WRITTEN EXERCISE
Return every line of the data below that includes the string "true".

Begin

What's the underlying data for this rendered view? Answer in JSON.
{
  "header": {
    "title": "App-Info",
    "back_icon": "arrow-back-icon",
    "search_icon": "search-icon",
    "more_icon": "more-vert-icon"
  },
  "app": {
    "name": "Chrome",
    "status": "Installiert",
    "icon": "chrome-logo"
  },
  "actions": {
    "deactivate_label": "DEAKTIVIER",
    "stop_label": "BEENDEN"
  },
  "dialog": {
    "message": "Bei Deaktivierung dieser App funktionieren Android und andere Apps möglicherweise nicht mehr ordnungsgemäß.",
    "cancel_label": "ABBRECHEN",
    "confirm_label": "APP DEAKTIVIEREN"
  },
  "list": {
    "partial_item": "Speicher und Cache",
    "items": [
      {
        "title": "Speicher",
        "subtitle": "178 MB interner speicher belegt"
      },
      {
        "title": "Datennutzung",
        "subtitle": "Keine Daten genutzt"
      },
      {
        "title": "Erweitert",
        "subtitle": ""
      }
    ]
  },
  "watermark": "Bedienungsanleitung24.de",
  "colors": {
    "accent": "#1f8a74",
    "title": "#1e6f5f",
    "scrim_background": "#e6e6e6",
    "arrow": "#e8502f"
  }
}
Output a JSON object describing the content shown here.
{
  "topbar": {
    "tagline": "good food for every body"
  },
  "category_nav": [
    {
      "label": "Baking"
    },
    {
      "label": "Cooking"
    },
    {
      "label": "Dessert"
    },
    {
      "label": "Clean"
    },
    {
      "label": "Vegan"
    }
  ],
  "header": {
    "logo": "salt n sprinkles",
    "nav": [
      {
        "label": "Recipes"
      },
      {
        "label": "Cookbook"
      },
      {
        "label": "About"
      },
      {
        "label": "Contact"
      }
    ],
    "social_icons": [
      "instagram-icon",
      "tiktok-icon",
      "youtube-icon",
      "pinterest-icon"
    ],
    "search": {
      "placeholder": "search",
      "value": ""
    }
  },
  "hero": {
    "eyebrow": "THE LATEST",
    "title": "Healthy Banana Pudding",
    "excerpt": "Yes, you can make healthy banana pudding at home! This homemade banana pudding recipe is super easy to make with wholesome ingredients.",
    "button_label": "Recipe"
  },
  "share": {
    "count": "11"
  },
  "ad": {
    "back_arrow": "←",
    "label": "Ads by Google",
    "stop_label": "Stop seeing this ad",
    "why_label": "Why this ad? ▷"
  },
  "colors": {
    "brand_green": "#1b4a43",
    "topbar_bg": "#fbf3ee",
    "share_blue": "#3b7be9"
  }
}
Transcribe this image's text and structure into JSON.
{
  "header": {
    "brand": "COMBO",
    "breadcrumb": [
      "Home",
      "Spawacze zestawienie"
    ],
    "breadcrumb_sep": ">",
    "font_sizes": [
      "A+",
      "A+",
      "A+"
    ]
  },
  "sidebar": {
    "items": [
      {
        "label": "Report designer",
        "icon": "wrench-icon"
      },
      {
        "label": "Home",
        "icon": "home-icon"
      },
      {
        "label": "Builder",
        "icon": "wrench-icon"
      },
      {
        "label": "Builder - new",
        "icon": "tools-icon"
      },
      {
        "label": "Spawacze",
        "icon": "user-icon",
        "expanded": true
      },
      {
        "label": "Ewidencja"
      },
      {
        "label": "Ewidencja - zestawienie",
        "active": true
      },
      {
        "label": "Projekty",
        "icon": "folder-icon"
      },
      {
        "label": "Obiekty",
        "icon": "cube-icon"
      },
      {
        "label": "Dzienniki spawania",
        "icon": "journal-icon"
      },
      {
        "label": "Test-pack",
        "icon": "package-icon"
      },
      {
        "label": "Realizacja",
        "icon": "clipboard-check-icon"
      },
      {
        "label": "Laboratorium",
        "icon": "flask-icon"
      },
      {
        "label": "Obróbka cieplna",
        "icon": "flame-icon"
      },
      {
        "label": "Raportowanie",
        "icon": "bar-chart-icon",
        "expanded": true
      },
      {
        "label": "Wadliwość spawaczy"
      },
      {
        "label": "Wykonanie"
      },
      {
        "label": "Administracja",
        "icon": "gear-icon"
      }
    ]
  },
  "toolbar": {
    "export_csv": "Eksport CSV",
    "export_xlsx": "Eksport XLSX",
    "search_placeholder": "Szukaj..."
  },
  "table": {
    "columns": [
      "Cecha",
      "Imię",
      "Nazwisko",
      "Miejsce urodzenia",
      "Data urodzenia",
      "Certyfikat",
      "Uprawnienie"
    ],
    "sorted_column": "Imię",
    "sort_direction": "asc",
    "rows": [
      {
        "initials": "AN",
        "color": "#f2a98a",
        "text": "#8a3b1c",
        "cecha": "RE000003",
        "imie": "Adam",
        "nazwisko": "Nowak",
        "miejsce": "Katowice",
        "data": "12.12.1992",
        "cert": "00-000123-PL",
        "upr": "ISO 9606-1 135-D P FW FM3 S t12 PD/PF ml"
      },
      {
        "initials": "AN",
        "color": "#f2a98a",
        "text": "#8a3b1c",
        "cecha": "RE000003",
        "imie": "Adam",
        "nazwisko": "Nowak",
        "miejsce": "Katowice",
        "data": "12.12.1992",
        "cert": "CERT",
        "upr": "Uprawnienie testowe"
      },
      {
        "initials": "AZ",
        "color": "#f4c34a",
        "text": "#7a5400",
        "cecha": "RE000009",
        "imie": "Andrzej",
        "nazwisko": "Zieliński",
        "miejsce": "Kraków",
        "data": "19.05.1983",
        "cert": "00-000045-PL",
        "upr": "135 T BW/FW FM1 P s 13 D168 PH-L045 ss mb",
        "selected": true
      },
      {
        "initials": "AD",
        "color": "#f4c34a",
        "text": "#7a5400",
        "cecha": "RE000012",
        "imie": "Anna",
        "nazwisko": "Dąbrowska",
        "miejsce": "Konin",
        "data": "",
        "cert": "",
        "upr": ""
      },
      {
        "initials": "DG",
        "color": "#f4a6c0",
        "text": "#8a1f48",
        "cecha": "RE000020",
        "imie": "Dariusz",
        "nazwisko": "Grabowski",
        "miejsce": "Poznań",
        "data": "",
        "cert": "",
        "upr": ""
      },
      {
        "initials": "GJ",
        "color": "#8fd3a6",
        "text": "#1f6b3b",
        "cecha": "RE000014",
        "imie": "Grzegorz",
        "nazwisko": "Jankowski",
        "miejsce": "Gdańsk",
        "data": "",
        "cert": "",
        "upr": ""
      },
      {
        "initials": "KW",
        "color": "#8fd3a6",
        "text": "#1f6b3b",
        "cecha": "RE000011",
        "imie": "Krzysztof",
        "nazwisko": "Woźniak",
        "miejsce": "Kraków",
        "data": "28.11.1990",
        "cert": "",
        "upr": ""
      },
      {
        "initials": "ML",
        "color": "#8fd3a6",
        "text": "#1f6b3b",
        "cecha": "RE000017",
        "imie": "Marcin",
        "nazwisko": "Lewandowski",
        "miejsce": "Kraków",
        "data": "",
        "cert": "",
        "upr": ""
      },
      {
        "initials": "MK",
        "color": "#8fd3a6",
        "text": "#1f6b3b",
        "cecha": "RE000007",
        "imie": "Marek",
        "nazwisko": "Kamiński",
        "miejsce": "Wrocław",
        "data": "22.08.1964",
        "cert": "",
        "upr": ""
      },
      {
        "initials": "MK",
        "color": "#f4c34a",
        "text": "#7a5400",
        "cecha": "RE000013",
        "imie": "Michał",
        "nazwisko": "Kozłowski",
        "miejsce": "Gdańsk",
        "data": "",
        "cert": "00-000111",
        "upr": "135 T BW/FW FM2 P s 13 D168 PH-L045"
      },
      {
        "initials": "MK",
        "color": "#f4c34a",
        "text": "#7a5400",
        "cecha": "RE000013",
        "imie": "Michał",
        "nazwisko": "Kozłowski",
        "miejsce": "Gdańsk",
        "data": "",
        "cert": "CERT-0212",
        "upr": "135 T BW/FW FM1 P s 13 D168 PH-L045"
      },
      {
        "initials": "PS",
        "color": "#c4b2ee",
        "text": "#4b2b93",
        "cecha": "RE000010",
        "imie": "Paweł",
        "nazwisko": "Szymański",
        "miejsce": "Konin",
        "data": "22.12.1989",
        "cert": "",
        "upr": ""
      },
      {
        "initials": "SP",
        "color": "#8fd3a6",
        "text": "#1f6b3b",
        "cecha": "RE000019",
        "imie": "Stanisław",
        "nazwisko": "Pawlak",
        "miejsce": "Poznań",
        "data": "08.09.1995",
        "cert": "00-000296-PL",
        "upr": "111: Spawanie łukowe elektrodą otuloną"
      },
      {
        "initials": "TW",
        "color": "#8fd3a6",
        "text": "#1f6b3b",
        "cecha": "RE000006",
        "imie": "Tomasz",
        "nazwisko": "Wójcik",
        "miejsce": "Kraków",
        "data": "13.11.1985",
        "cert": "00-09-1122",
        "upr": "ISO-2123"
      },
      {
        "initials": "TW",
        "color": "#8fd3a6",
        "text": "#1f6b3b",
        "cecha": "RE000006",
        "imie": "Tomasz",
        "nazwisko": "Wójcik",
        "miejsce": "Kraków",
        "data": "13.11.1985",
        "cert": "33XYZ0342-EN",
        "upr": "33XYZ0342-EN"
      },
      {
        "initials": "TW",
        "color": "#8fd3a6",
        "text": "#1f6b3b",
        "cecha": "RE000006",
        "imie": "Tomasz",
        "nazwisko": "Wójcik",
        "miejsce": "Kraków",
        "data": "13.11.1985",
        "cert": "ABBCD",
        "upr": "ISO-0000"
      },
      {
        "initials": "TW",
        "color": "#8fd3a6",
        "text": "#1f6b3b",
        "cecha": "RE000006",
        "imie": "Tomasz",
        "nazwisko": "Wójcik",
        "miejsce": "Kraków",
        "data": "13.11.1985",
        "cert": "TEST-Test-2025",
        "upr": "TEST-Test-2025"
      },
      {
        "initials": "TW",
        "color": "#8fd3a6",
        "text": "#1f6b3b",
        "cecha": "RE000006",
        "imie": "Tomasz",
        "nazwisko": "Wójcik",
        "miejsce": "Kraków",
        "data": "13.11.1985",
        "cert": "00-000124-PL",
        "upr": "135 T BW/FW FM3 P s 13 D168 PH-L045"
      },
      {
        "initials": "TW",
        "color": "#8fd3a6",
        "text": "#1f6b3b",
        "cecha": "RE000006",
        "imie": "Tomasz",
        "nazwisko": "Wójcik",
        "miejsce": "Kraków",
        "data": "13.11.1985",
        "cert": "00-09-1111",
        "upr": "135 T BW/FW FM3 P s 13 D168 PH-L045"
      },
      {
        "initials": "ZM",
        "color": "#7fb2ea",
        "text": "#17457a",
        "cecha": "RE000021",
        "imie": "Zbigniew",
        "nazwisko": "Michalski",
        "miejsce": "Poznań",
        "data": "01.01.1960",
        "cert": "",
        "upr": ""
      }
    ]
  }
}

End

SOLUTION TO THIS PROBLEM
        "expanded": true
        "active": true
        "expanded": true
        "selected": true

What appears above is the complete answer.